Required work:
Work out how many lines in the listing below include the word "iuſqu". Give nothing but the number.

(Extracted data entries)
● ● ● ●

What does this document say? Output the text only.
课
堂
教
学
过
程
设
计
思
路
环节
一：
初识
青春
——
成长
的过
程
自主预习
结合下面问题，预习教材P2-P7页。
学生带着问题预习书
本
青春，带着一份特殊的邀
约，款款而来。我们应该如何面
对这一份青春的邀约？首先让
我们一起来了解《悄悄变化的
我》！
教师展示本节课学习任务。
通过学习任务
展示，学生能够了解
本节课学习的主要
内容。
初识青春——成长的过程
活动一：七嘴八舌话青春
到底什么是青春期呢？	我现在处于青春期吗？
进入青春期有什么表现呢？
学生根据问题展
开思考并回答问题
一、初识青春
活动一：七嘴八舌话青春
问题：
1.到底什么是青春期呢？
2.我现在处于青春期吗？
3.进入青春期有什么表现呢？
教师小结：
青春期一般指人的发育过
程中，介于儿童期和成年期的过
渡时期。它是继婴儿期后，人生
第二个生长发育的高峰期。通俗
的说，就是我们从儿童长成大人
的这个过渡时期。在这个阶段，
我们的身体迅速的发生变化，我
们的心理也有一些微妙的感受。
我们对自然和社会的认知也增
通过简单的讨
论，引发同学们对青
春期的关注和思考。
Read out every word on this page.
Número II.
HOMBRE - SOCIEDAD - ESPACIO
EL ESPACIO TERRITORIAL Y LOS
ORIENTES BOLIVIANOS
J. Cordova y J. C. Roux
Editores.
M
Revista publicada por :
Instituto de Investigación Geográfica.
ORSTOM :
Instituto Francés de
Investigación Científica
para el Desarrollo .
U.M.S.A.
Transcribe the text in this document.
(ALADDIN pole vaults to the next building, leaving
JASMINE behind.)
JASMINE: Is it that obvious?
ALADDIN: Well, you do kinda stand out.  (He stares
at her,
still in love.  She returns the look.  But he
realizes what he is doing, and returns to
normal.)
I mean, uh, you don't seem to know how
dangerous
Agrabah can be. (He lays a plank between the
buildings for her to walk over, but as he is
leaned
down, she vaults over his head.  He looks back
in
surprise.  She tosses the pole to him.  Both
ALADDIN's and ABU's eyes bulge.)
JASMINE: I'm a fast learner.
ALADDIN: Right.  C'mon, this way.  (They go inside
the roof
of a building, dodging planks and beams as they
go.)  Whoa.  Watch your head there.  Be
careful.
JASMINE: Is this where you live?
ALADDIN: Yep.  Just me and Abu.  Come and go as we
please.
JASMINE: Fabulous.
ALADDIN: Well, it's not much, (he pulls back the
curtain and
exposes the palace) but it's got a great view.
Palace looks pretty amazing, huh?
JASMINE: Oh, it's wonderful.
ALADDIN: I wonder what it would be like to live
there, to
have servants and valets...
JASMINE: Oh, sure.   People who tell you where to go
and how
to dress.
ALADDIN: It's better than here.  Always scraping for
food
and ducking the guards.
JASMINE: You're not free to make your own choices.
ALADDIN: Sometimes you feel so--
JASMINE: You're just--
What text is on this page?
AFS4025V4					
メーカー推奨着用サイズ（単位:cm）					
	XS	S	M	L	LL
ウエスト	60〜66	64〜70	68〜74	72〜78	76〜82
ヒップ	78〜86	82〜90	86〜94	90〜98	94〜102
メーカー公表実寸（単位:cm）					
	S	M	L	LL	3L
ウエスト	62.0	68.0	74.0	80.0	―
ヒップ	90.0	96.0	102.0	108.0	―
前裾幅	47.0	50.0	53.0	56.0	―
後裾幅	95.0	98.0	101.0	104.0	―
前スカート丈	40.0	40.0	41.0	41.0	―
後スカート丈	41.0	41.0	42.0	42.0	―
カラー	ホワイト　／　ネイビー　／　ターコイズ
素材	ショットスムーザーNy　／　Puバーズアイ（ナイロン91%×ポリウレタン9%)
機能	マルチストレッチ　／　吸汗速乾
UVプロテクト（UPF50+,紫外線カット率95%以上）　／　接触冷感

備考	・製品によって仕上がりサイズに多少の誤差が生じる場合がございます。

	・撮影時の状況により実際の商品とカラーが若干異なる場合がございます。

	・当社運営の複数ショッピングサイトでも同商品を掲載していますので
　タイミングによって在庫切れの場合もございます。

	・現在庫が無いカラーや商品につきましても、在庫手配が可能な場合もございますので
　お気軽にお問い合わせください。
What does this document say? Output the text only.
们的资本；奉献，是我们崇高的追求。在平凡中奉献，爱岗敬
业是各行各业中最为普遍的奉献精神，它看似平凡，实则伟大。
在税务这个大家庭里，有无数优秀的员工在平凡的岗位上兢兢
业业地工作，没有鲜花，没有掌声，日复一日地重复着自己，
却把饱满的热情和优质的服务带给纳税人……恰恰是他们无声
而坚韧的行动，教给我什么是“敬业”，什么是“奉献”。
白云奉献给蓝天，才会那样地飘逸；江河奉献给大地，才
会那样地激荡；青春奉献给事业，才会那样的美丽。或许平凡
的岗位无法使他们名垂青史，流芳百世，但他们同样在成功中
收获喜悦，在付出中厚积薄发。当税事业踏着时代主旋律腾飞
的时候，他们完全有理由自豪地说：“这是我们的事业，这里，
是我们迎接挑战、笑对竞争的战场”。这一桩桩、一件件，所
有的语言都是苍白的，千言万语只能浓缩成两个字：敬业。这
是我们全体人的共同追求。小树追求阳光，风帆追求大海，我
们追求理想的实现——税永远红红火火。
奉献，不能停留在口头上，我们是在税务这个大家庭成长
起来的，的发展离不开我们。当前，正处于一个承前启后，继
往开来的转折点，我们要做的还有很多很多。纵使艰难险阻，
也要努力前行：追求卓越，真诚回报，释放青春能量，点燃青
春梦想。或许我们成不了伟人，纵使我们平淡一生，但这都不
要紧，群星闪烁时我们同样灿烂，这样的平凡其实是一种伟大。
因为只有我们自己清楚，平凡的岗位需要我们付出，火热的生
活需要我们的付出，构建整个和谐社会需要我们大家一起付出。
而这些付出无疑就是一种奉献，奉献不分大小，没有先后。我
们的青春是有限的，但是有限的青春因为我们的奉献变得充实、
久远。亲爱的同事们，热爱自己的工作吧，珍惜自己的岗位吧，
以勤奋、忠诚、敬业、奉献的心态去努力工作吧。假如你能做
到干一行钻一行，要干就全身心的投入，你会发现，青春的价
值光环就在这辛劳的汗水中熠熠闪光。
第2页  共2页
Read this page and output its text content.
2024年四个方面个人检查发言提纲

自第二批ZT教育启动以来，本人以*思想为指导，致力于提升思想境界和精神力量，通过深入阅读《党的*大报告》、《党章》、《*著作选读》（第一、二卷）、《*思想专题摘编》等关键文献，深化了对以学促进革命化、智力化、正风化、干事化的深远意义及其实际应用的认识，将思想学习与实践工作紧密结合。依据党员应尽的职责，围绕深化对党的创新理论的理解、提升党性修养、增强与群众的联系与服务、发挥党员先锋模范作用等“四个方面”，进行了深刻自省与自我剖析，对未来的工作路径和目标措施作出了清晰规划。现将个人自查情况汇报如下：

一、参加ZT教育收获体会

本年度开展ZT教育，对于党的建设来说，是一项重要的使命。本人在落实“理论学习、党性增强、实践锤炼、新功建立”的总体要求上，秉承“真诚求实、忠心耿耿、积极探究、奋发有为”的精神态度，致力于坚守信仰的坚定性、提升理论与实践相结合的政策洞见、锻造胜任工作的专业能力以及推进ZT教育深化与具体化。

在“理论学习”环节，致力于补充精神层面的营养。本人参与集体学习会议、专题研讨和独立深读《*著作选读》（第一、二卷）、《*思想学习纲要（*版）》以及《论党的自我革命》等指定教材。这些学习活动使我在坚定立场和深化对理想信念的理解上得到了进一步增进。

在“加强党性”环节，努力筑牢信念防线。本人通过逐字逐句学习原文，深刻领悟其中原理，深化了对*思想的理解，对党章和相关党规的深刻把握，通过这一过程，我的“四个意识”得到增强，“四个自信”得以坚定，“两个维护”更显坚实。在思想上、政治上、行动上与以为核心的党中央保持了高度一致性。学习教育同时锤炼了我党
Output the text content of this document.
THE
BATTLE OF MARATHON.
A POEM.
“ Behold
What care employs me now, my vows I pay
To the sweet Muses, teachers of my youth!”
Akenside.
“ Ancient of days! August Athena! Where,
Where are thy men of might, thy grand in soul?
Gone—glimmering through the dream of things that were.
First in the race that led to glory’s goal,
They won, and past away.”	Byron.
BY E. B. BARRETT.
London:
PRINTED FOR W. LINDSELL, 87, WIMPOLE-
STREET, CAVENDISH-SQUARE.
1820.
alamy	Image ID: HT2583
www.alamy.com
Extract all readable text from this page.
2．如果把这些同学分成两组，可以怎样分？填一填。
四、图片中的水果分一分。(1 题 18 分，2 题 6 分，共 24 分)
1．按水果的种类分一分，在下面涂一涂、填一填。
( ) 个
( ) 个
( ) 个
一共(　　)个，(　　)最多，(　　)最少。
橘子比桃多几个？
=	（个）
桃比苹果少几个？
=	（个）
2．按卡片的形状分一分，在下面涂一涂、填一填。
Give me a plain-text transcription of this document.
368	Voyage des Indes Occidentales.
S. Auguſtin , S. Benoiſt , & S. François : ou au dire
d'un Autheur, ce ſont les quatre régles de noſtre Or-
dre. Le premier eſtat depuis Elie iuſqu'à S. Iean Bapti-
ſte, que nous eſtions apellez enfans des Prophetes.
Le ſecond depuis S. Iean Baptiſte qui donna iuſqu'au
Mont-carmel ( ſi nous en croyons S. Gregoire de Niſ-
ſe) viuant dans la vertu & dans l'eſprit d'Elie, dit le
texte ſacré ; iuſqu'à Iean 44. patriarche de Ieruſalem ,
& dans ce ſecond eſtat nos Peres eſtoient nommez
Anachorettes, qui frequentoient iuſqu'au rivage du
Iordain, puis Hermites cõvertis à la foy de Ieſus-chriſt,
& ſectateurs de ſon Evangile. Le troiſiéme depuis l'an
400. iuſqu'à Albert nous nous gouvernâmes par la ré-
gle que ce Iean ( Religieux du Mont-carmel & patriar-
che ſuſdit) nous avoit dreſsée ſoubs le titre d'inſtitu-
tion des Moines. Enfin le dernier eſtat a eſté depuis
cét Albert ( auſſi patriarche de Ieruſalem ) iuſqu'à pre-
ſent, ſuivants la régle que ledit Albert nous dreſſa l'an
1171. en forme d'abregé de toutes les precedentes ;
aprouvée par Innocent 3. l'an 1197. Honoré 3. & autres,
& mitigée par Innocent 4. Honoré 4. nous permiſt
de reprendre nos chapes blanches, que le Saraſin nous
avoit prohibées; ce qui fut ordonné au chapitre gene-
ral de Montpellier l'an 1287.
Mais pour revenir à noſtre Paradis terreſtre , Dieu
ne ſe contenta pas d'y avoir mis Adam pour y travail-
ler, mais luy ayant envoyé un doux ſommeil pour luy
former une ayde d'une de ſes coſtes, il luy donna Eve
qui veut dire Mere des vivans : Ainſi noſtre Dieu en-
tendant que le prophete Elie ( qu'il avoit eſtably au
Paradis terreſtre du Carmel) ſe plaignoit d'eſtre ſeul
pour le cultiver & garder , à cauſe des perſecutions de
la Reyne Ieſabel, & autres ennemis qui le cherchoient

● ● ● ●

Expected output:
6